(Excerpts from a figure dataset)
## begin

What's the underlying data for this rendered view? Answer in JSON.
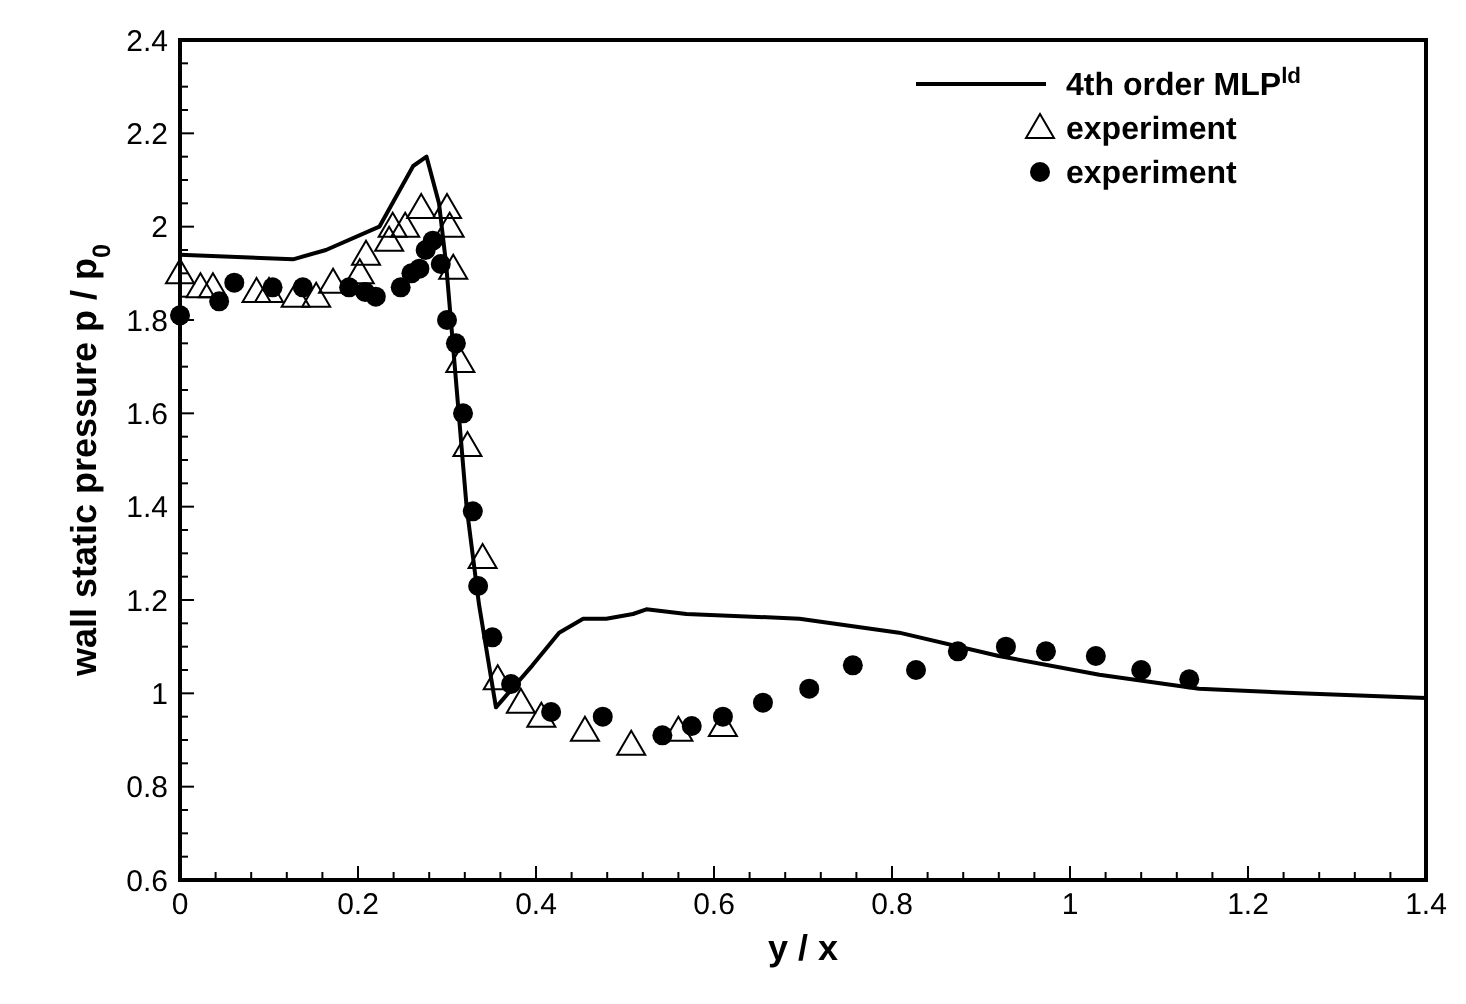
{
  "chart_data": {
    "type": "line",
    "xlabel": "y / x",
    "ylabel": "wall static pressure p / p$_{0}$",
    "xlim": [
      0,
      1.4
    ],
    "ylim": [
      0.6,
      2.4
    ],
    "xticks": [
      0,
      {
        "value": 0.04,
        "label": null
      },
      {
        "value": 0.08,
        "label": null
      },
      {
        "value": 0.12,
        "label": null
      },
      {
        "value": 0.16,
        "label": null
      },
      0.2,
      {
        "value": 0.24,
        "label": null
      },
      {
        "value": 0.28,
        "label": null
      },
      {
        "value": 0.32,
        "label": null
      },
      {
        "value": 0.36,
        "label": null
      },
      0.4,
      {
        "value": 0.44,
        "label": null
      },
      {
        "value": 0.48,
        "label": null
      },
      {
        "value": 0.52,
        "label": null
      },
      {
        "value": 0.56,
        "label": null
      },
      0.6,
      {
        "value": 0.64,
        "label": null
      },
      {
        "value": 0.68,
        "label": null
      },
      {
        "value": 0.72,
        "label": null
      },
      {
        "value": 0.76,
        "label": null
      },
      0.8,
      {
        "value": 0.84,
        "label": null
      },
      {
        "value": 0.88,
        "label": null
      },
      {
        "value": 0.92,
        "label": null
      },
      {
        "value": 0.96,
        "label": null
      },
      1,
      {
        "value": 1.04,
        "label": null
      },
      {
        "value": 1.08,
        "label": null
      },
      {
        "value": 1.12,
        "label": null
      },
      {
        "value": 1.16,
        "label": null
      },
      1.2,
      {
        "value": 1.24,
        "label": null
      },
      {
        "value": 1.28,
        "label": null
      },
      {
        "value": 1.32,
        "label": null
      },
      {
        "value": 1.36,
        "label": null
      },
      1.4
    ],
    "yticks": [
      0.6,
      {
        "value": 0.65,
        "label": null
      },
      {
        "value": 0.7,
        "label": null
      },
      {
        "value": 0.75,
        "label": null
      },
      0.8,
      {
        "value": 0.85,
        "label": null
      },
      {
        "value": 0.9,
        "label": null
      },
      {
        "value": 0.95,
        "label": null
      },
      1,
      {
        "value": 1.05,
        "label": null
      },
      {
        "value": 1.1,
        "label": null
      },
      {
        "value": 1.15,
        "label": null
      },
      1.2,
      {
        "value": 1.25,
        "label": null
      },
      {
        "value": 1.3,
        "label": null
      },
      {
        "value": 1.35,
        "label": null
      },
      1.4,
      {
        "value": 1.45,
        "label": null
      },
      {
        "value": 1.5,
        "label": null
      },
      {
        "value": 1.55,
        "label": null
      },
      1.6,
      {
        "value": 1.65,
        "label": null
      },
      {
        "value": 1.7,
        "label": null
      },
      {
        "value": 1.75,
        "label": null
      },
      1.8,
      {
        "value": 1.85,
        "label": null
      },
      {
        "value": 1.9,
        "label": null
      },
      {
        "value": 1.95,
        "label": null
      },
      2,
      {
        "value": 2.05,
        "label": null
      },
      {
        "value": 2.1,
        "label": null
      },
      {
        "value": 2.15,
        "label": null
      },
      2.2,
      {
        "value": 2.25,
        "label": null
      },
      {
        "value": 2.3,
        "label": null
      },
      {
        "value": 2.35,
        "label": null
      },
      2.4
    ],
    "grid": false,
    "legend": "top right",
    "series": [
      {
        "name": "4th order MLP$^{ld}$",
        "color": "#000000",
        "marker": "none",
        "line_style": "solid",
        "x": [
          0,
          0.127,
          0.164,
          0.224,
          0.262,
          0.277,
          0.291,
          0.299,
          0.307,
          0.322,
          0.336,
          0.355,
          0.396,
          0.426,
          0.453,
          0.479,
          0.509,
          0.524,
          0.569,
          0.696,
          0.808,
          0.92,
          1.033,
          1.145,
          1.258,
          1.4
        ],
        "values": [
          1.94,
          1.93,
          1.95,
          2.0,
          2.13,
          2.15,
          2.05,
          1.92,
          1.74,
          1.4,
          1.19,
          0.97,
          1.06,
          1.13,
          1.16,
          1.16,
          1.17,
          1.18,
          1.17,
          1.16,
          1.13,
          1.08,
          1.04,
          1.01,
          1.0,
          0.99
        ]
      },
      {
        "name": "experiment",
        "type": "scatter",
        "color": "#000000",
        "marker": "triangle",
        "x": [
          0,
          0.023,
          0.037,
          0.086,
          0.1,
          0.13,
          0.153,
          0.172,
          0.202,
          0.209,
          0.235,
          0.239,
          0.253,
          0.271,
          0.3,
          0.303,
          0.307,
          0.315,
          0.323,
          0.34,
          0.357,
          0.383,
          0.406,
          0.455,
          0.507,
          0.56,
          0.61
        ],
        "values": [
          1.9,
          1.87,
          1.87,
          1.86,
          1.86,
          1.85,
          1.85,
          1.88,
          1.9,
          1.94,
          1.97,
          2.0,
          2.0,
          2.04,
          2.04,
          2.0,
          1.91,
          1.71,
          1.53,
          1.29,
          1.03,
          0.98,
          0.95,
          0.92,
          0.89,
          0.92,
          0.93
        ]
      },
      {
        "name": "experiment",
        "type": "scatter",
        "color": "#000000",
        "marker": "circle",
        "x": [
          0,
          0.044,
          0.061,
          0.104,
          0.138,
          0.19,
          0.208,
          0.22,
          0.248,
          0.26,
          0.269,
          0.276,
          0.284,
          0.293,
          0.3,
          0.31,
          0.318,
          0.329,
          0.335,
          0.351,
          0.372,
          0.417,
          0.475,
          0.542,
          0.575,
          0.61,
          0.655,
          0.707,
          0.756,
          0.827,
          0.874,
          0.928,
          0.973,
          1.029,
          1.08,
          1.134
        ],
        "values": [
          1.81,
          1.84,
          1.88,
          1.87,
          1.87,
          1.87,
          1.86,
          1.85,
          1.87,
          1.9,
          1.91,
          1.95,
          1.97,
          1.92,
          1.8,
          1.75,
          1.6,
          1.39,
          1.23,
          1.12,
          1.02,
          0.96,
          0.95,
          0.91,
          0.93,
          0.95,
          0.98,
          1.01,
          1.06,
          1.05,
          1.09,
          1.1,
          1.09,
          1.08,
          1.05,
          1.03
        ]
      }
    ]
  }
}
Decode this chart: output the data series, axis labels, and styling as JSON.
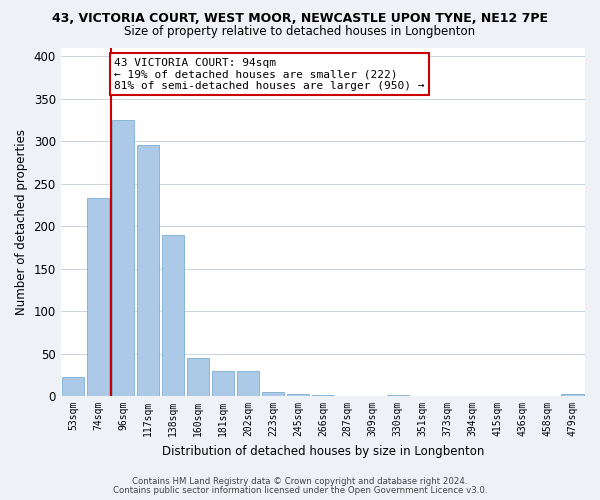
{
  "title1": "43, VICTORIA COURT, WEST MOOR, NEWCASTLE UPON TYNE, NE12 7PE",
  "title2": "Size of property relative to detached houses in Longbenton",
  "xlabel": "Distribution of detached houses by size in Longbenton",
  "ylabel": "Number of detached properties",
  "bar_labels": [
    "53sqm",
    "74sqm",
    "96sqm",
    "117sqm",
    "138sqm",
    "160sqm",
    "181sqm",
    "202sqm",
    "223sqm",
    "245sqm",
    "266sqm",
    "287sqm",
    "309sqm",
    "330sqm",
    "351sqm",
    "373sqm",
    "394sqm",
    "415sqm",
    "436sqm",
    "458sqm",
    "479sqm"
  ],
  "bar_values": [
    23,
    233,
    325,
    295,
    190,
    45,
    29,
    30,
    5,
    2,
    1,
    0,
    0,
    1,
    0,
    0,
    0,
    0,
    0,
    0,
    2
  ],
  "bar_color": "#adc9e8",
  "bar_edge_color": "#7aafd4",
  "highlight_line_color": "#cc0000",
  "annotation_text": "43 VICTORIA COURT: 94sqm\n← 19% of detached houses are smaller (222)\n81% of semi-detached houses are larger (950) →",
  "annotation_box_facecolor": "#ffffff",
  "annotation_box_edgecolor": "#cc0000",
  "ylim": [
    0,
    410
  ],
  "yticks": [
    0,
    50,
    100,
    150,
    200,
    250,
    300,
    350,
    400
  ],
  "footer1": "Contains HM Land Registry data © Crown copyright and database right 2024.",
  "footer2": "Contains public sector information licensed under the Open Government Licence v3.0.",
  "bg_color": "#eef2f7",
  "plot_bg_color": "#ffffff",
  "grid_color": "#c8d4e0"
}
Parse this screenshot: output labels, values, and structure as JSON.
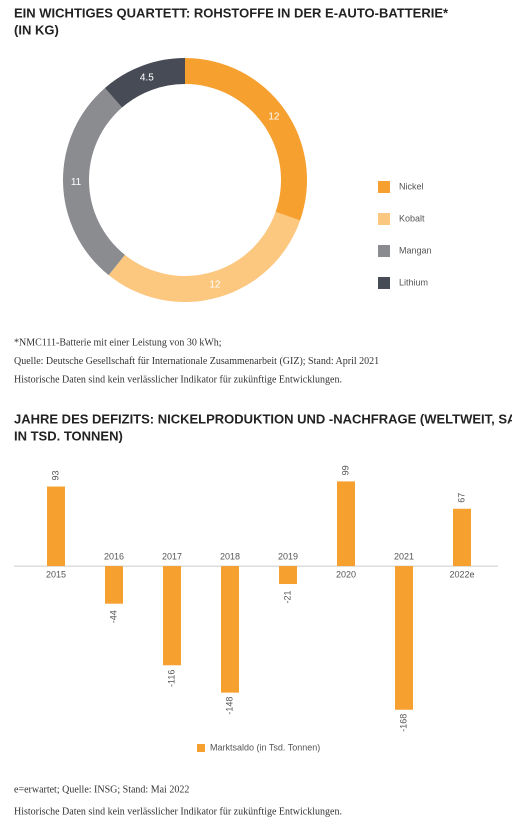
{
  "chart_data": [
    {
      "type": "pie",
      "title": "EIN WICHTIGES QUARTETT: ROHSTOFFE IN DER E-AUTO-BATTERIE*",
      "subtitle": "(IN KG)",
      "categories": [
        "Nickel",
        "Kobalt",
        "Mangan",
        "Lithium"
      ],
      "values": [
        12,
        12,
        11,
        4.5
      ],
      "colors": [
        "#f6a030",
        "#fcc77f",
        "#8b8c90",
        "#474b55"
      ],
      "notes": [
        "*NMC111-Batterie mit einer Leistung von 30 kWh;",
        "Quelle: Deutsche Gesellschaft für Internationale Zusammenarbeit (GIZ); Stand: April 2021",
        "Historische Daten sind kein verlässlicher Indikator für zukünftige Entwicklungen."
      ]
    },
    {
      "type": "bar",
      "title": "JAHRE DES DEFIZITS: NICKELPRODUKTION UND -NACHFRAGE (WELTWEIT, SALDO",
      "subtitle": "IN TSD. TONNEN)",
      "categories": [
        "2015",
        "2016",
        "2017",
        "2018",
        "2019",
        "2020",
        "2021",
        "2022e"
      ],
      "series": [
        {
          "name": "Marktsaldo (in Tsd. Tonnen)",
          "color": "#f6a030",
          "values": [
            93,
            -44,
            -116,
            -148,
            -21,
            99,
            -168,
            67
          ]
        }
      ],
      "ylim": [
        -180,
        110
      ],
      "notes": [
        "e=erwartet; Quelle: INSG; Stand: Mai 2022",
        "Historische Daten sind kein verlässlicher Indikator für zukünftige Entwicklungen."
      ]
    }
  ]
}
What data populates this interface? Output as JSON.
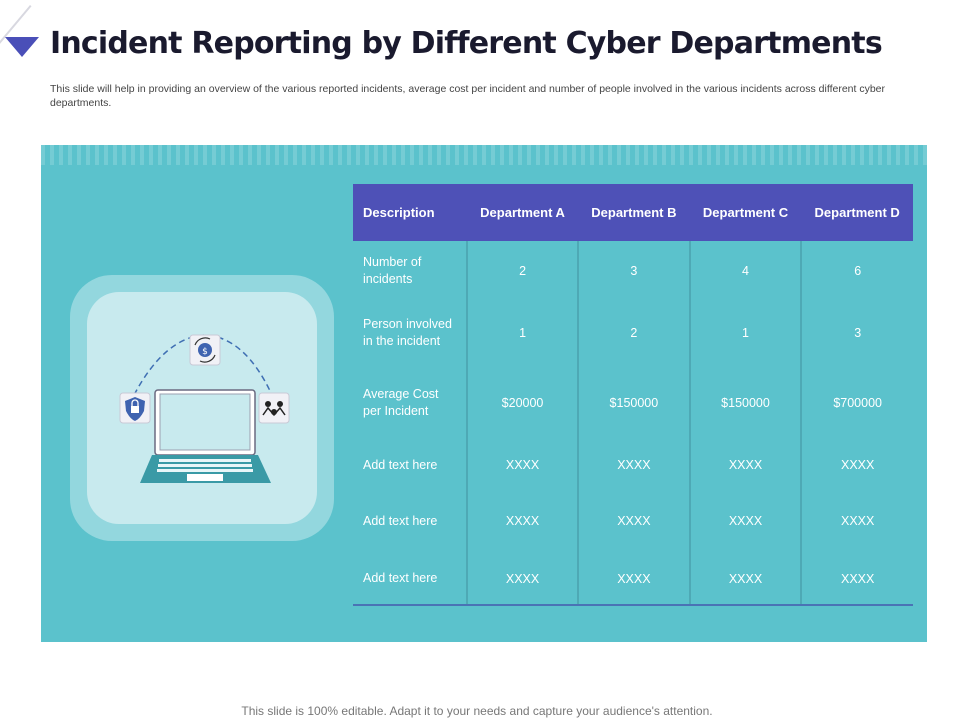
{
  "header": {
    "title": "Incident Reporting by Different Cyber Departments",
    "subtitle": "This slide will help in providing an overview of the  various reported incidents, average cost per incident and  number of people involved in the various incidents across different cyber departments."
  },
  "table": {
    "headers": [
      "Description",
      "Department A",
      "Department B",
      "Department C",
      "Department D"
    ],
    "rows": [
      {
        "label": "Number of incidents",
        "values": [
          "2",
          "3",
          "4",
          "6"
        ]
      },
      {
        "label": "Person involved in the incident",
        "values": [
          "1",
          "2",
          "1",
          "3"
        ]
      },
      {
        "label": "Average Cost per Incident",
        "values": [
          "$20000",
          "$150000",
          "$150000",
          "$700000"
        ]
      },
      {
        "label": "Add text here",
        "values": [
          "XXXX",
          "XXXX",
          "XXXX",
          "XXXX"
        ]
      },
      {
        "label": "Add text here",
        "values": [
          "XXXX",
          "XXXX",
          "XXXX",
          "XXXX"
        ]
      },
      {
        "label": "Add text here",
        "values": [
          "XXXX",
          "XXXX",
          "XXXX",
          "XXXX"
        ]
      }
    ]
  },
  "illustration": {
    "icons": [
      "laptop-icon",
      "lock-shield-icon",
      "dollar-refresh-icon",
      "people-network-icon"
    ]
  },
  "footer": {
    "text": "This slide is 100% editable. Adapt it to your needs and capture your audience's attention."
  },
  "colors": {
    "panel": "#5bc2cc",
    "header_row": "#4e51b7",
    "accent_triangle": "#4a4fb8"
  }
}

## end

_Exercise description_
State the count of lines above containing the string "marker", and add nothing to it.

_Response to this task_
3